[Excerpt from a dataset]
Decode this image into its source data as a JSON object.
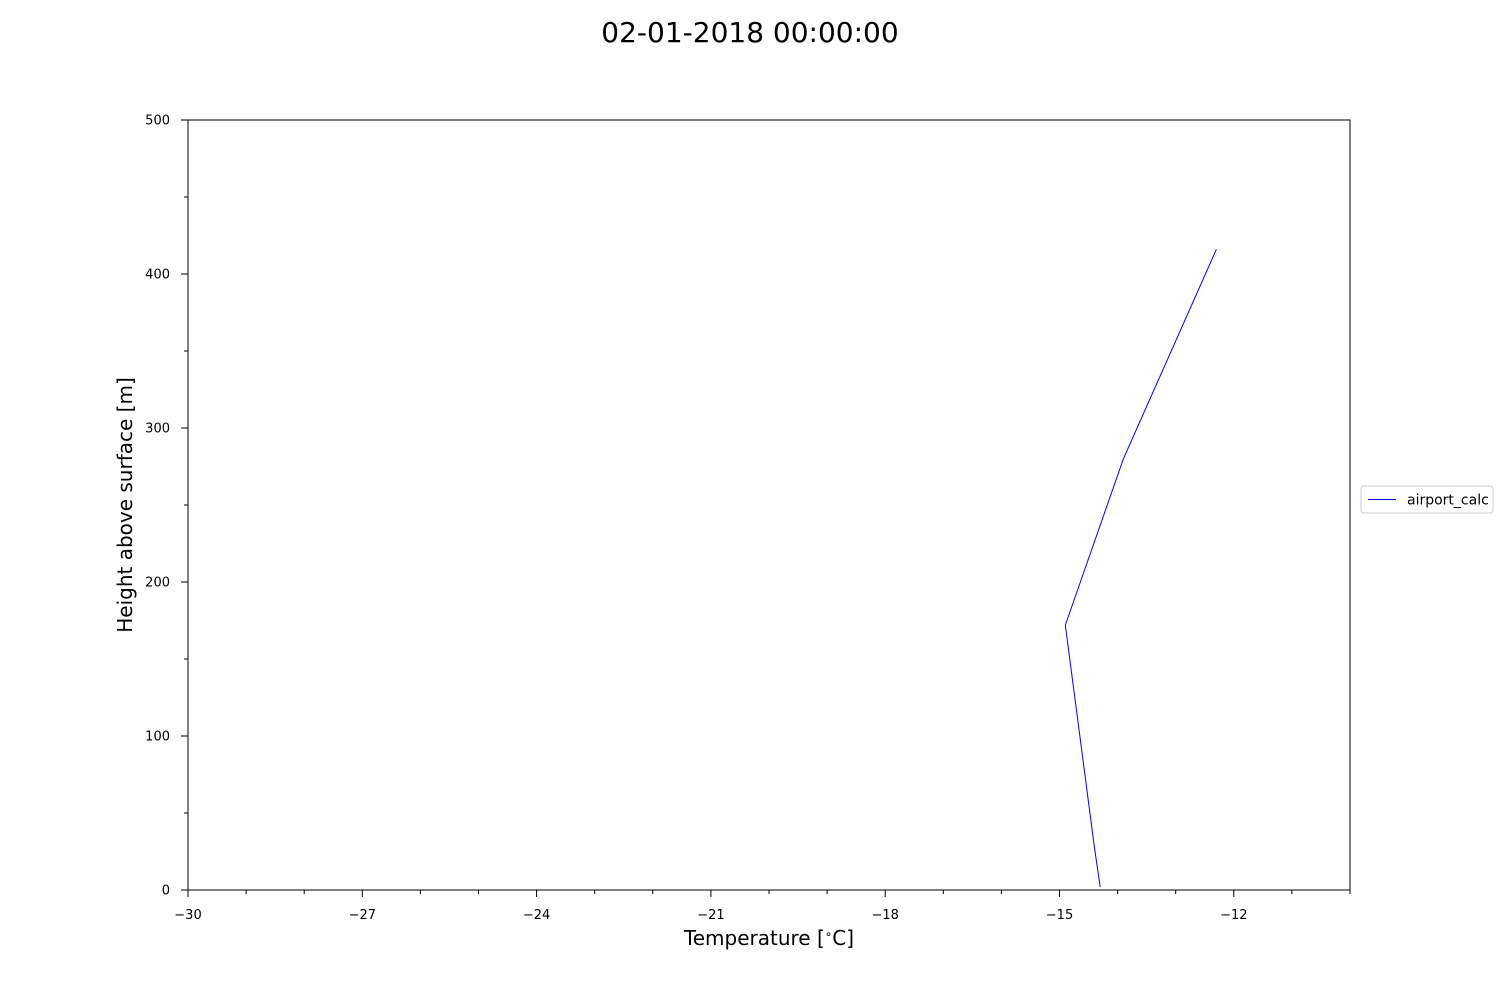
{
  "chart_data": {
    "type": "line",
    "title": "02-01-2018 00:00:00",
    "xlabel": "Temperature [$^\\circ$C]",
    "ylabel": "Height above surface [m]",
    "xlim": [
      -30,
      -10
    ],
    "ylim": [
      0,
      500
    ],
    "x_major_ticks": [
      -30,
      -27,
      -24,
      -21,
      -18,
      -15,
      -12
    ],
    "x_tick_labels": [
      "−30",
      "−27",
      "−24",
      "−21",
      "−18",
      "−15",
      "−12"
    ],
    "x_minor_step": 1,
    "y_major_ticks": [
      0,
      100,
      200,
      300,
      400,
      500
    ],
    "y_tick_labels": [
      "0",
      "100",
      "200",
      "300",
      "400",
      "500"
    ],
    "y_minor_step": 50,
    "grid": false,
    "legend_position": "right",
    "series": [
      {
        "name": "airport_calc",
        "color": "#0000ff",
        "x": [
          -14.3,
          -14.4,
          -14.9,
          -13.9,
          -12.3
        ],
        "y": [
          2,
          28,
          172,
          280,
          416
        ]
      }
    ]
  }
}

§ **Task directions**
Your copy of the data should match it exactly, except that pictures are left out.

§ **Result of the task**
Decode this image into its source data as a JSON object.
{
  "chart_data": {
    "type": "line",
    "title": "02-01-2018 00:00:00",
    "xlabel": "Temperature [$^\\circ$C]",
    "ylabel": "Height above surface [m]",
    "xlim": [
      -30,
      -10
    ],
    "ylim": [
      0,
      500
    ],
    "x_major_ticks": [
      -30,
      -27,
      -24,
      -21,
      -18,
      -15,
      -12
    ],
    "x_tick_labels": [
      "−30",
      "−27",
      "−24",
      "−21",
      "−18",
      "−15",
      "−12"
    ],
    "x_minor_step": 1,
    "y_major_ticks": [
      0,
      100,
      200,
      300,
      400,
      500
    ],
    "y_tick_labels": [
      "0",
      "100",
      "200",
      "300",
      "400",
      "500"
    ],
    "y_minor_step": 50,
    "grid": false,
    "legend_position": "right",
    "series": [
      {
        "name": "airport_calc",
        "color": "#0000ff",
        "x": [
          -14.3,
          -14.4,
          -14.9,
          -13.9,
          -12.3
        ],
        "y": [
          2,
          28,
          172,
          280,
          416
        ]
      }
    ]
  }
}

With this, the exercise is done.